(The request)
Quote each line of the material verbatim, without the pictures.

(Excerpted records)
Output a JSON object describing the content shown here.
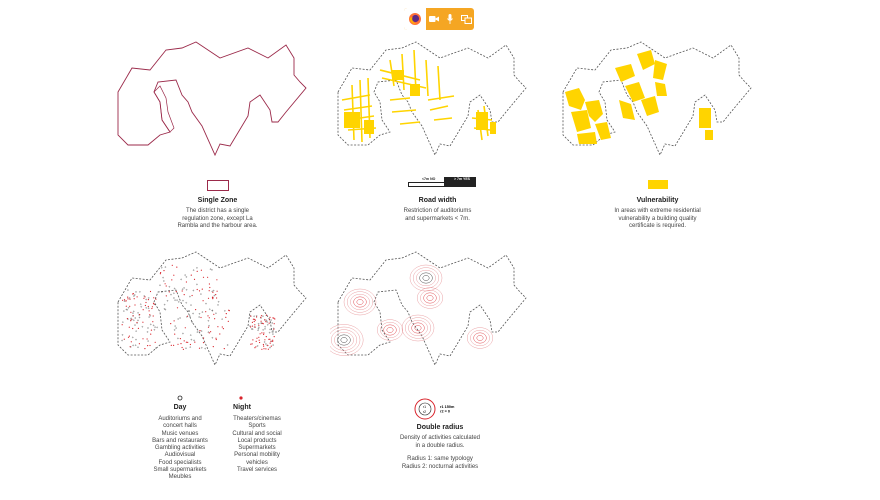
{
  "toolbar": {
    "icons": [
      "firefox-icon",
      "camera-icon",
      "microphone-icon",
      "screen-share-icon"
    ]
  },
  "colors": {
    "outline": "#9b2a4a",
    "yellow": "#ffd400",
    "red": "#d9242c",
    "dash": "#555555"
  },
  "panels": {
    "single_zone": {
      "title": "Single Zone",
      "desc": [
        "The district has a single",
        "regulation zone, except La",
        "Rambla and the harbour area."
      ]
    },
    "road_width": {
      "title": "Road width",
      "desc": [
        "Restriction of auditoriums",
        "and supermarkets < 7m."
      ],
      "bar_left": "<7m NO",
      "bar_right": "> 7m YES"
    },
    "vulnerability": {
      "title": "Vulnerability",
      "desc": [
        "In areas with extreme residential",
        "vulnerability a building quality",
        "certificate is required."
      ]
    },
    "day_night": {
      "day_title": "Day",
      "night_title": "Night",
      "day_list": [
        "Auditoriums and",
        "concert halls",
        "Music venues",
        "Bars and restaurants",
        "Gambling activities",
        "Audiovisual",
        "Food specialists",
        "Small supermarkets",
        "Meubles"
      ],
      "night_list": [
        "Theaters/cinemas",
        "Sports",
        "Cultural and social",
        "Local products",
        "Supermarkets",
        "Personal mobility",
        "vehicles",
        "Travel services"
      ]
    },
    "double_radius": {
      "title": "Double radius",
      "legend_r1": "r1",
      "legend_r2": "r2",
      "legend_note1": "r1 150m",
      "legend_note2": "r2 = 0",
      "desc": [
        "Density of activities calculated",
        "in a double radius."
      ],
      "radius_lines": [
        "Radius 1: same typology",
        "Radius 2: nocturnal activities"
      ]
    }
  }
}
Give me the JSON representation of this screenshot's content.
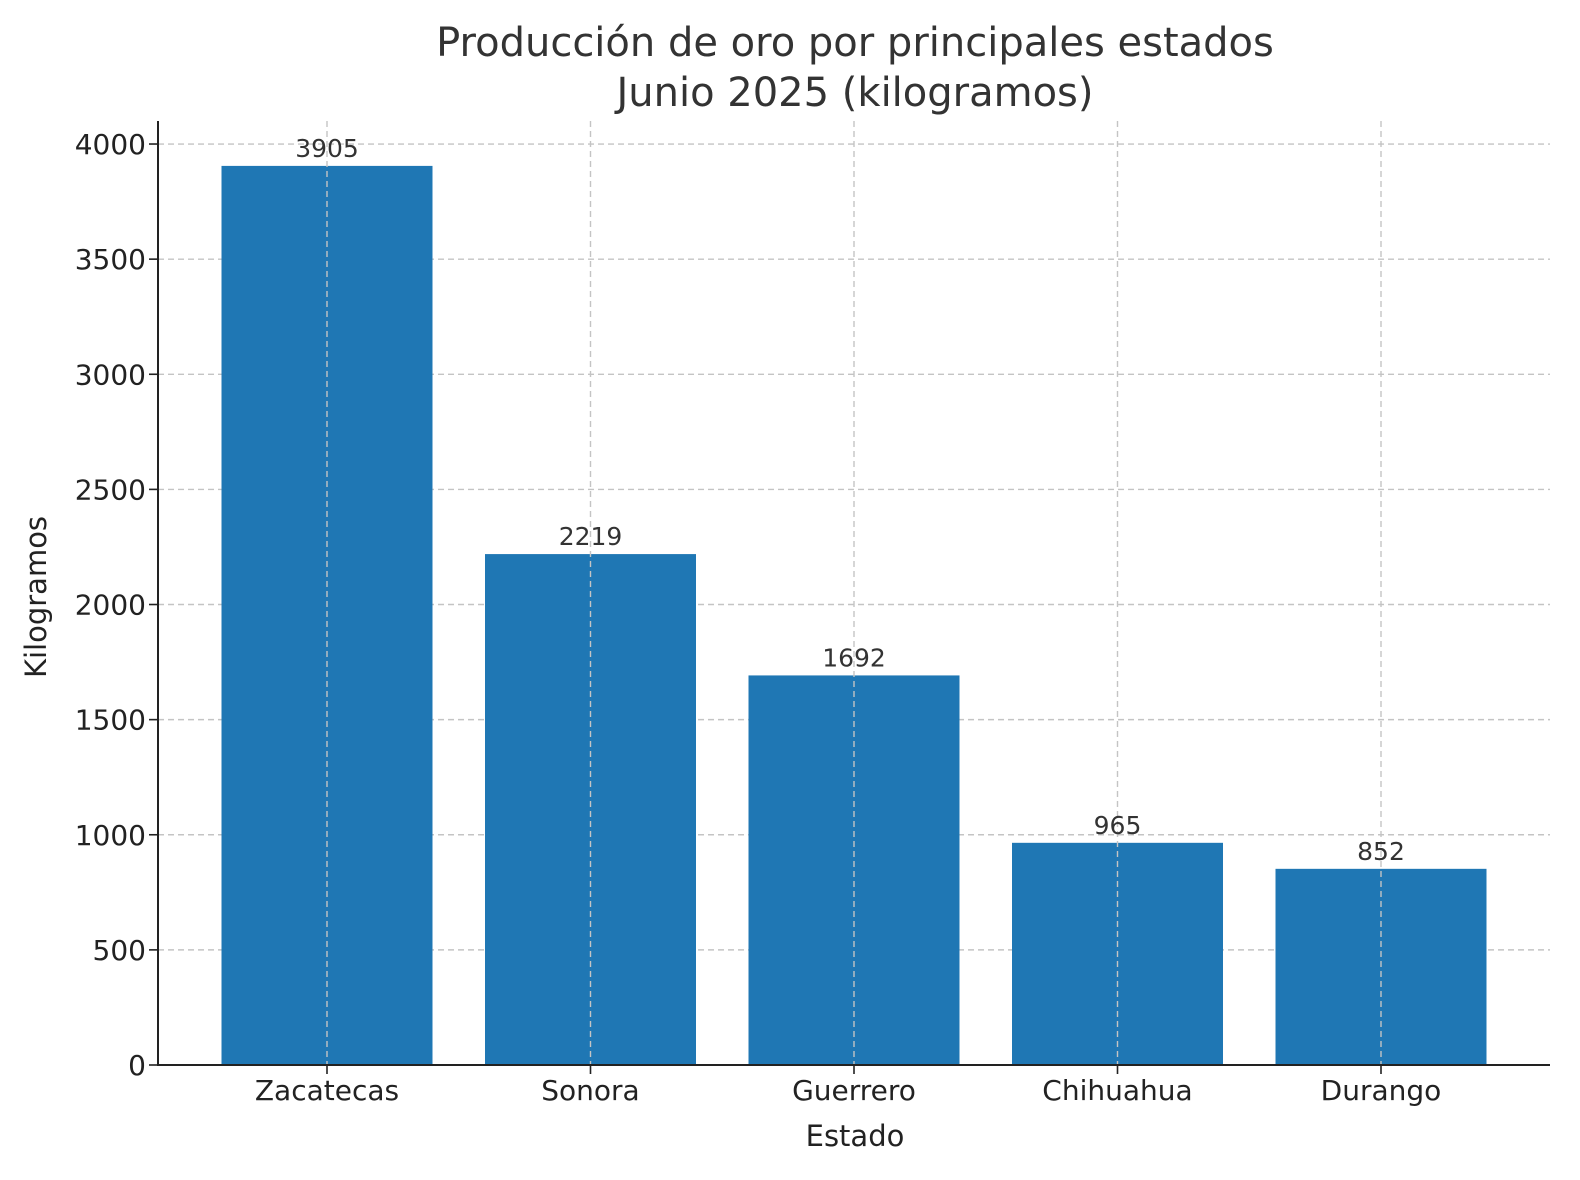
{
  "chart_data": {
    "type": "bar",
    "title": "Producción de oro por principales estados",
    "subtitle": "Junio 2025 (kilogramos)",
    "xlabel": "Estado",
    "ylabel": "Kilogramos",
    "categories": [
      "Zacatecas",
      "Sonora",
      "Guerrero",
      "Chihuahua",
      "Durango"
    ],
    "values": [
      3905,
      2219,
      1692,
      965,
      852
    ],
    "data_labels": [
      "3905",
      "2219",
      "1692",
      "965",
      "852"
    ],
    "ylim": [
      0,
      4100
    ],
    "yticks": [
      0,
      500,
      1000,
      1500,
      2000,
      2500,
      3000,
      3500,
      4000
    ],
    "grid": true,
    "bar_color": "#1f77b4"
  }
}
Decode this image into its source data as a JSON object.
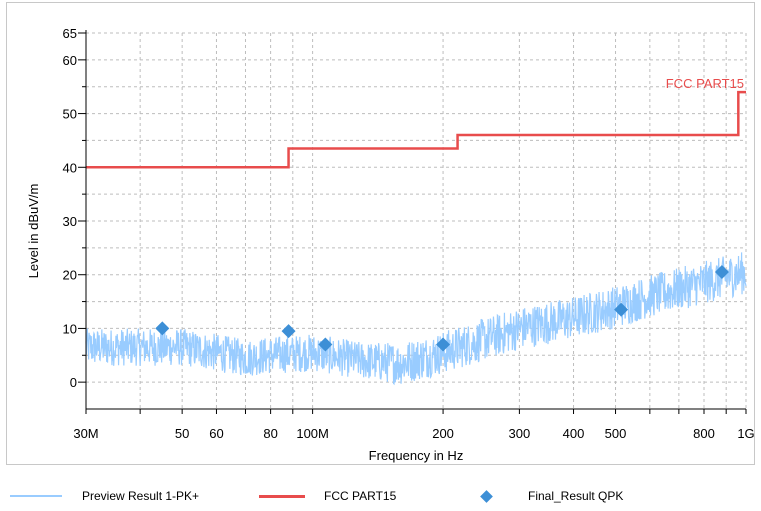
{
  "chart_data": {
    "type": "line",
    "xlabel": "Frequency in Hz",
    "ylabel": "Level in dBuV/m",
    "x_scale": "log",
    "xlim": [
      30000000,
      1000000000
    ],
    "ylim": [
      -5,
      65
    ],
    "x_ticks": [
      {
        "value": 30000000,
        "label": "30M"
      },
      {
        "value": 50000000,
        "label": "50"
      },
      {
        "value": 60000000,
        "label": "60"
      },
      {
        "value": 80000000,
        "label": "80"
      },
      {
        "value": 100000000,
        "label": "100M"
      },
      {
        "value": 200000000,
        "label": "200"
      },
      {
        "value": 300000000,
        "label": "300"
      },
      {
        "value": 400000000,
        "label": "400"
      },
      {
        "value": 500000000,
        "label": "500"
      },
      {
        "value": 800000000,
        "label": "800"
      },
      {
        "value": 1000000000,
        "label": "1G"
      }
    ],
    "y_ticks": [
      0,
      10,
      20,
      30,
      40,
      50,
      60,
      65
    ],
    "grid": true,
    "series": [
      {
        "name": "Preview Result 1-PK+",
        "kind": "noise-band",
        "color": "#99ccff",
        "x": [
          30000000,
          40000000,
          50000000,
          60000000,
          70000000,
          80000000,
          100000000,
          130000000,
          160000000,
          200000000,
          250000000,
          300000000,
          400000000,
          500000000,
          600000000,
          800000000,
          1000000000
        ],
        "center": [
          6.5,
          6.5,
          6.5,
          5.5,
          4.5,
          5.0,
          5.5,
          4.0,
          3.5,
          5.5,
          8.0,
          10.0,
          12.0,
          14.0,
          16.0,
          18.5,
          20.5
        ],
        "spread": [
          3.5,
          3.5,
          3.5,
          3.5,
          3.5,
          3.5,
          3.5,
          3.5,
          4.0,
          4.0,
          4.0,
          4.0,
          4.0,
          4.0,
          4.0,
          4.0,
          4.0
        ]
      },
      {
        "name": "FCC PART15",
        "kind": "step",
        "color": "#e84c4c",
        "x": [
          30000000,
          88000000,
          88000000,
          216000000,
          216000000,
          960000000,
          960000000,
          1000000000
        ],
        "y": [
          40,
          40,
          43.5,
          43.5,
          46,
          46,
          54,
          54
        ]
      },
      {
        "name": "Final_Result QPK",
        "kind": "markers",
        "color": "#3d8fd6",
        "x": [
          45000000,
          88000000,
          107000000,
          200000000,
          515000000,
          880000000
        ],
        "y": [
          10,
          9.5,
          7,
          7,
          13.5,
          20.5
        ]
      }
    ],
    "annotations": [
      {
        "text": "FCC PART15",
        "x": 960000000,
        "y": 54
      }
    ]
  },
  "legend": {
    "preview_label": "Preview  Result 1-PK+",
    "fcc_label": "FCC PART15",
    "final_label": "Final_Result QPK",
    "preview_color": "#99ccff",
    "fcc_color": "#e84c4c",
    "final_color": "#3d8fd6"
  }
}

(Problem solution)
Output a JSON object describing the content shown here.
{
  "toolbar": {
    "icons": [
      "firefox-icon",
      "camera-icon",
      "microphone-icon",
      "screen-share-icon"
    ]
  },
  "colors": {
    "outline": "#9b2a4a",
    "yellow": "#ffd400",
    "red": "#d9242c",
    "dash": "#555555"
  },
  "panels": {
    "single_zone": {
      "title": "Single Zone",
      "desc": [
        "The district has a single",
        "regulation zone, except La",
        "Rambla and the harbour area."
      ]
    },
    "road_width": {
      "title": "Road width",
      "desc": [
        "Restriction of auditoriums",
        "and supermarkets < 7m."
      ],
      "bar_left": "<7m NO",
      "bar_right": "> 7m YES"
    },
    "vulnerability": {
      "title": "Vulnerability",
      "desc": [
        "In areas with extreme residential",
        "vulnerability a building quality",
        "certificate is required."
      ]
    },
    "day_night": {
      "day_title": "Day",
      "night_title": "Night",
      "day_list": [
        "Auditoriums and",
        "concert halls",
        "Music venues",
        "Bars and restaurants",
        "Gambling activities",
        "Audiovisual",
        "Food specialists",
        "Small supermarkets",
        "Meubles"
      ],
      "night_list": [
        "Theaters/cinemas",
        "Sports",
        "Cultural and social",
        "Local products",
        "Supermarkets",
        "Personal mobility",
        "vehicles",
        "Travel services"
      ]
    },
    "double_radius": {
      "title": "Double radius",
      "legend_r1": "r1",
      "legend_r2": "r2",
      "legend_note1": "r1 150m",
      "legend_note2": "r2 = 0",
      "desc": [
        "Density of activities calculated",
        "in a double radius."
      ],
      "radius_lines": [
        "Radius 1: same typology",
        "Radius 2: nocturnal activities"
      ]
    }
  }
}
Give me the JSON representation of this screenshot's content.
{
  "chart_data": {
    "type": "bar",
    "title": "Producción de oro por principales estados",
    "subtitle": "Junio 2025 (kilogramos)",
    "xlabel": "Estado",
    "ylabel": "Kilogramos",
    "categories": [
      "Zacatecas",
      "Sonora",
      "Guerrero",
      "Chihuahua",
      "Durango"
    ],
    "values": [
      3905,
      2219,
      1692,
      965,
      852
    ],
    "data_labels": [
      "3905",
      "2219",
      "1692",
      "965",
      "852"
    ],
    "ylim": [
      0,
      4100
    ],
    "yticks": [
      0,
      500,
      1000,
      1500,
      2000,
      2500,
      3000,
      3500,
      4000
    ],
    "grid": true,
    "bar_color": "#1f77b4"
  }
}
Decode this image into its source data as a JSON object.
{
  "chart_data": {
    "type": "line",
    "xlabel": "Frequency in Hz",
    "ylabel": "Level in dBuV/m",
    "x_scale": "log",
    "xlim": [
      30000000,
      1000000000
    ],
    "ylim": [
      -5,
      65
    ],
    "x_ticks": [
      {
        "value": 30000000,
        "label": "30M"
      },
      {
        "value": 50000000,
        "label": "50"
      },
      {
        "value": 60000000,
        "label": "60"
      },
      {
        "value": 80000000,
        "label": "80"
      },
      {
        "value": 100000000,
        "label": "100M"
      },
      {
        "value": 200000000,
        "label": "200"
      },
      {
        "value": 300000000,
        "label": "300"
      },
      {
        "value": 400000000,
        "label": "400"
      },
      {
        "value": 500000000,
        "label": "500"
      },
      {
        "value": 800000000,
        "label": "800"
      },
      {
        "value": 1000000000,
        "label": "1G"
      }
    ],
    "y_ticks": [
      0,
      10,
      20,
      30,
      40,
      50,
      60,
      65
    ],
    "grid": true,
    "series": [
      {
        "name": "Preview Result 1-PK+",
        "kind": "noise-band",
        "color": "#99ccff",
        "x": [
          30000000,
          40000000,
          50000000,
          60000000,
          70000000,
          80000000,
          100000000,
          130000000,
          160000000,
          200000000,
          250000000,
          300000000,
          400000000,
          500000000,
          600000000,
          800000000,
          1000000000
        ],
        "center": [
          6.5,
          6.5,
          6.5,
          5.5,
          4.5,
          5.0,
          5.5,
          4.0,
          3.5,
          5.5,
          8.0,
          10.0,
          12.0,
          14.0,
          16.0,
          18.5,
          20.5
        ],
        "spread": [
          3.5,
          3.5,
          3.5,
          3.5,
          3.5,
          3.5,
          3.5,
          3.5,
          4.0,
          4.0,
          4.0,
          4.0,
          4.0,
          4.0,
          4.0,
          4.0,
          4.0
        ]
      },
      {
        "name": "FCC PART15",
        "kind": "step",
        "color": "#e84c4c",
        "x": [
          30000000,
          88000000,
          88000000,
          216000000,
          216000000,
          960000000,
          960000000,
          1000000000
        ],
        "y": [
          40,
          40,
          43.5,
          43.5,
          46,
          46,
          54,
          54
        ]
      },
      {
        "name": "Final_Result QPK",
        "kind": "markers",
        "color": "#3d8fd6",
        "x": [
          45000000,
          88000000,
          107000000,
          200000000,
          515000000,
          880000000
        ],
        "y": [
          10,
          9.5,
          7,
          7,
          13.5,
          20.5
        ]
      }
    ],
    "annotations": [
      {
        "text": "FCC PART15",
        "x": 960000000,
        "y": 54
      }
    ]
  },
  "legend": {
    "preview_label": "Preview  Result 1-PK+",
    "fcc_label": "FCC PART15",
    "final_label": "Final_Result QPK",
    "preview_color": "#99ccff",
    "fcc_color": "#e84c4c",
    "final_color": "#3d8fd6"
  }
}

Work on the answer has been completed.